◆ **WHAT THE TASK ASKS**
Determine how many lines contain the string "Definition". Reply with that figure and nothing else.

— Begin DATASET —

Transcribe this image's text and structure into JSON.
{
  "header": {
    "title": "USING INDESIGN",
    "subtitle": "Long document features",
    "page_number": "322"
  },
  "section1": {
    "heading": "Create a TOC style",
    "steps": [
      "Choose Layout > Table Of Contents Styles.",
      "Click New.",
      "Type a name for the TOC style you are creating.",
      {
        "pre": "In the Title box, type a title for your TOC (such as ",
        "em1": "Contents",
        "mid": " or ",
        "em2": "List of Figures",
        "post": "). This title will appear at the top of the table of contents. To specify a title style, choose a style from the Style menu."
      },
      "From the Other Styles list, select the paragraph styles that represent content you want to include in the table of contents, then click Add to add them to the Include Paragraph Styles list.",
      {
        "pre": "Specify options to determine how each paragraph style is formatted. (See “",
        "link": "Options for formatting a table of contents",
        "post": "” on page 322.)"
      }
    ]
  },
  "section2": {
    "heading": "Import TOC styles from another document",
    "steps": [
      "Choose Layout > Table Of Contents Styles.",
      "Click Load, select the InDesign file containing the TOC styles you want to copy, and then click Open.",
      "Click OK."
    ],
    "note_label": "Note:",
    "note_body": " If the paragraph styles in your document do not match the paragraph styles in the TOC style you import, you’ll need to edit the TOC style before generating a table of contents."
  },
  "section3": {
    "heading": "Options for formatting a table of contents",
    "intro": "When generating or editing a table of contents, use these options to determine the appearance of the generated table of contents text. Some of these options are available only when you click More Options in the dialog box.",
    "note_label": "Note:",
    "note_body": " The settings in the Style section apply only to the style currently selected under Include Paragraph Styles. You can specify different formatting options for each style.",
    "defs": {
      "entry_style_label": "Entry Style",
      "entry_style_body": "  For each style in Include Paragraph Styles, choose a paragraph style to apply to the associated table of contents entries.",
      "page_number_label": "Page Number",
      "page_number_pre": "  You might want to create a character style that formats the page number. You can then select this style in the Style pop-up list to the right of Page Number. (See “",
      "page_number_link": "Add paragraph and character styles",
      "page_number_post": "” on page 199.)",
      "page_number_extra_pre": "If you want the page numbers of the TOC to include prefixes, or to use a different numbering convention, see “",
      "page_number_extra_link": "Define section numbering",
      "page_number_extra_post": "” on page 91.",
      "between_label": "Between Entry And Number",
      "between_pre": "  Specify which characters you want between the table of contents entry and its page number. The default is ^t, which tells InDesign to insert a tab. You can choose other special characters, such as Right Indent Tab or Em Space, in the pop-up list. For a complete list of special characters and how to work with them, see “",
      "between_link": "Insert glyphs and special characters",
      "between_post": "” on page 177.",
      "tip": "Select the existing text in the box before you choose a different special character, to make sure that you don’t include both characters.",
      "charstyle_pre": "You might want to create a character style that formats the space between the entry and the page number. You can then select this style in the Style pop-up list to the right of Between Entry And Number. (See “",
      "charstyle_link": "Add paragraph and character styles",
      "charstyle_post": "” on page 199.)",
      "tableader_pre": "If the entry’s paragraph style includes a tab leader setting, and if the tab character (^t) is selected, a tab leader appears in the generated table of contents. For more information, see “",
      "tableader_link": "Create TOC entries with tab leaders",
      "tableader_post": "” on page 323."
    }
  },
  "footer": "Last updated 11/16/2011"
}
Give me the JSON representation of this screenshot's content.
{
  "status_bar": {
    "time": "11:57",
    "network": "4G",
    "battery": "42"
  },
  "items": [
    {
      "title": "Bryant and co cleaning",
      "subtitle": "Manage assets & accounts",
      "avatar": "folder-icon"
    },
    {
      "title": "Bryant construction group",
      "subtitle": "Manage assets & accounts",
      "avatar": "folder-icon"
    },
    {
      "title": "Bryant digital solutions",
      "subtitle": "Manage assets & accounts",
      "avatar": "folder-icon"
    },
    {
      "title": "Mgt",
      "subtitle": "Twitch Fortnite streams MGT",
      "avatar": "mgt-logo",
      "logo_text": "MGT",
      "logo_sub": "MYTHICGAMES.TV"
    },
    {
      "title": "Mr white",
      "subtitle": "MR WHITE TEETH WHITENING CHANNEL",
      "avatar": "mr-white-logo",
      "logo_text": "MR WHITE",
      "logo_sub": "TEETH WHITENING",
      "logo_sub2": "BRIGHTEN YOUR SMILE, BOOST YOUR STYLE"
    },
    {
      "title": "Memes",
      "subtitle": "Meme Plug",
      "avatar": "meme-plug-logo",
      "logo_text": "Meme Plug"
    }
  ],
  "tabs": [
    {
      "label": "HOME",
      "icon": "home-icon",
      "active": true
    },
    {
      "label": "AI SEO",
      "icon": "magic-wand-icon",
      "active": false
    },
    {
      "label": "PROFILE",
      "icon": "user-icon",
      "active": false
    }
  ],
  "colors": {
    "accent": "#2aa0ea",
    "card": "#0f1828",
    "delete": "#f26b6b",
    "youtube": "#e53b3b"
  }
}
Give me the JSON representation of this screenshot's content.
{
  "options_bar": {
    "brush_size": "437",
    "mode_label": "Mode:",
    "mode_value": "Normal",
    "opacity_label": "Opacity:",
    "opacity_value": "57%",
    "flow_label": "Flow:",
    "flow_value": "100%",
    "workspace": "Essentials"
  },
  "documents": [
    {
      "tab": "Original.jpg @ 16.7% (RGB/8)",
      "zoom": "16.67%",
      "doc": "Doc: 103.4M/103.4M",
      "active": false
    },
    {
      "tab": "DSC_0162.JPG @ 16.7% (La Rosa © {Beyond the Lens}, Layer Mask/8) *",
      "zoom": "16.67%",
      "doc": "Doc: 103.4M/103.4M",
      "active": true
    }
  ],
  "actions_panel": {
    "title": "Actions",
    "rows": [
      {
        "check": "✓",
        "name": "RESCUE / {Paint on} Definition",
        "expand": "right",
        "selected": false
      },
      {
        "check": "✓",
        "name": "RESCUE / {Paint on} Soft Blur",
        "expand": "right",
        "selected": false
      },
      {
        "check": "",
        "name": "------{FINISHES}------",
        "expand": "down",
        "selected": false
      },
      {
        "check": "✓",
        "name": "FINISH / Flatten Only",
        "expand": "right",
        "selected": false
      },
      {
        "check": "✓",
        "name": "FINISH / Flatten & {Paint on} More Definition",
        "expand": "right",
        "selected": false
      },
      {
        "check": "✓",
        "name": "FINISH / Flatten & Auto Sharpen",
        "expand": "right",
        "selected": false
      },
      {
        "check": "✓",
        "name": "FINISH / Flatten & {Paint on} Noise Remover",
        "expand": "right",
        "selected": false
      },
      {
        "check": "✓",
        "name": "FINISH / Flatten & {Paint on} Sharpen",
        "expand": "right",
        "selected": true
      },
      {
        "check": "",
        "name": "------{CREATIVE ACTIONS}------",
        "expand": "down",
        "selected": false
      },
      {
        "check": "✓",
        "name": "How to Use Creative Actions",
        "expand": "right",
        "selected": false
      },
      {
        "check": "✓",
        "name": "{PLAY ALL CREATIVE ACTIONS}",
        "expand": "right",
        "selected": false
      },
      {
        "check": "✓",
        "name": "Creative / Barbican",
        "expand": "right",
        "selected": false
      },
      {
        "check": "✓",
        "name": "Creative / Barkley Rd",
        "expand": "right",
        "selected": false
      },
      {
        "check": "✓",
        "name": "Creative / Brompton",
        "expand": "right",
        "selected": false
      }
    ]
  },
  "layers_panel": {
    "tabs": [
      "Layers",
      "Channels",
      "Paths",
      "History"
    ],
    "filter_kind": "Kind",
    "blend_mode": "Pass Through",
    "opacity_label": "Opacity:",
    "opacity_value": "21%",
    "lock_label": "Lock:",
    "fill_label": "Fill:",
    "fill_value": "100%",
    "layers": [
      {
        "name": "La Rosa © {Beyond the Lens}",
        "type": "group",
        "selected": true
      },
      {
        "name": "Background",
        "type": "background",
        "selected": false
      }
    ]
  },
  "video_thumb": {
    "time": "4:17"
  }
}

— End DATASET —

◆ **EXERCISE RESULT**
2